Skip to main content

Overview

The NBA Data Preprocessing Pipeline prioritizes reproducibility through seeded random number generation, dataset fingerprinting, and comprehensive run manifests. All random operations are deterministic when a random_seed is provided.

Global Seed Management

The pipeline uses a global seed to ensure deterministic behavior across all random operations.

Setting the Global Seed

The set_global_seed function from pipeline/reproducibility.py initializes all random number generators:
import os
import random
import numpy as np

def set_global_seed(seed: int) -> None:
    os.environ['PYTHONHASHSEED'] = str(seed)
    random.seed(seed)
    np.random.seed(seed)
This function is automatically called during RealTimePipelineRunner initialization.

Seeded Components

The following components use the configured random_seed:
All major components receive the seed during initialization:
class RealTimePipelineRunner:
    def __init__(self, config: PipelineConfig):
        set_global_seed(config.random_seed)
        self.ingestor = DataIngestor(config.random_seed)
        self.preprocessor = Preprocessor(config.random_seed)
        self.engineer = FeatureEngineer()
        self.validator = DataValidator()

Dataset Fingerprinting

Every pipeline run computes a SHA-256 fingerprint of the input dataset to track data versions.

Fingerprint Generation

The DataIngestor computes fingerprints during ingestion:
df = self.ingestor.load(source)
fp = self.ingestor.fingerprint(df)
The fingerprint includes:
  • Dataset hash (SHA-256)
  • Row count
  • Column names
  • Data shape

Fingerprint in Reports

The fingerprint is included in all pipeline reports:
report = {
    'dataset_fingerprint': asdict(fp),
    'reproducibility': self._reproducibility_manifest(),
    # ... other results
}
Dataset fingerprinting is file-based, not registry-backed. For production use, consider implementing a centralized dataset registry.

Reproducibility Manifest

Each pipeline run generates a comprehensive reproducibility manifest.

---------------

[WORK TO DO]
A) Please extract everything in the reproducibility documentation from "np.random.seed(seed)" down to "self.preprocessor = Preprocessor(config.random_seed)".
B) According to the reproducibility documentation, which hash algorithm is used to fingerprint the input dataset?
The data comes from a separate source, not from the reproducibility documentation.

[SOURCE DATA]
---------------

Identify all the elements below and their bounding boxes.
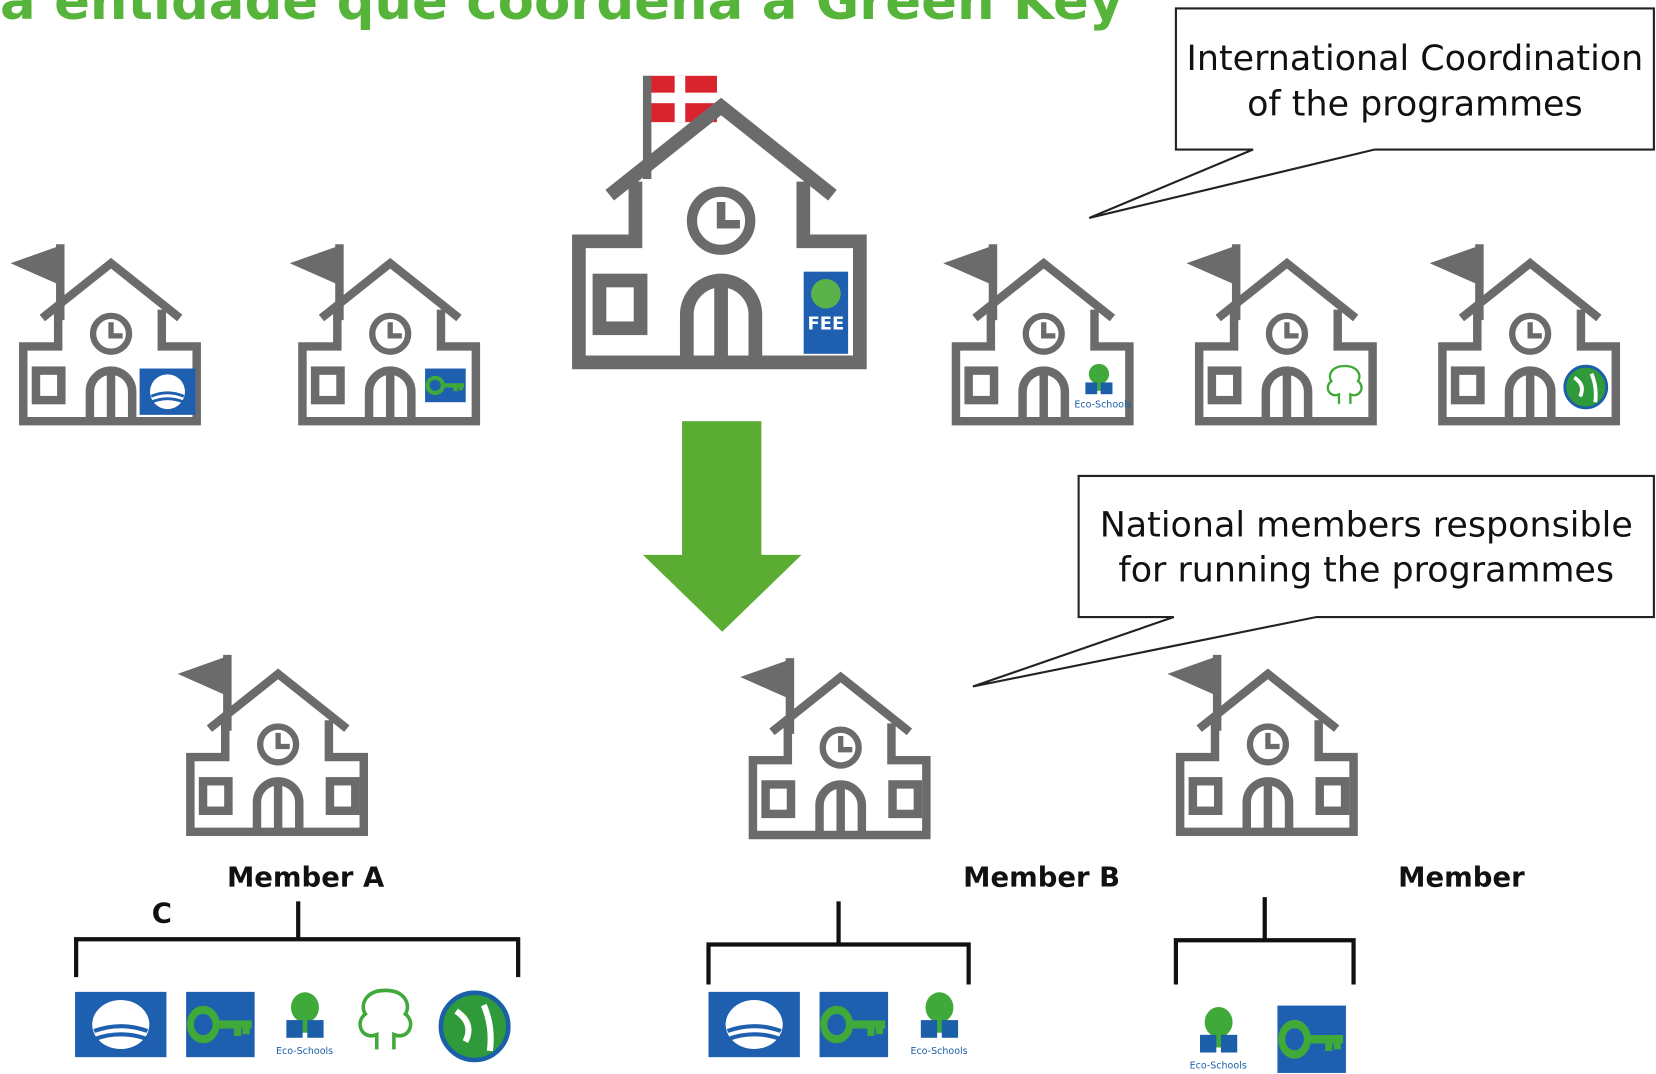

---------------

[WRITTEN ANSWERS]
A)
np.random.seed(seed)
This function is automatically called during RealTimePipelineRunner initialization.

Seeded Components

The following components use the configured random_seed:
All major components receive the seed during initialization:
class RealTimePipelineRunner:
    def __init__(self, config: PipelineConfig):
        set_global_seed(config.random_seed)
        self.ingestor = DataIngestor(config.random_seed)
        self.preprocessor = Preprocessor(config.random_seed)

B) SHA-256.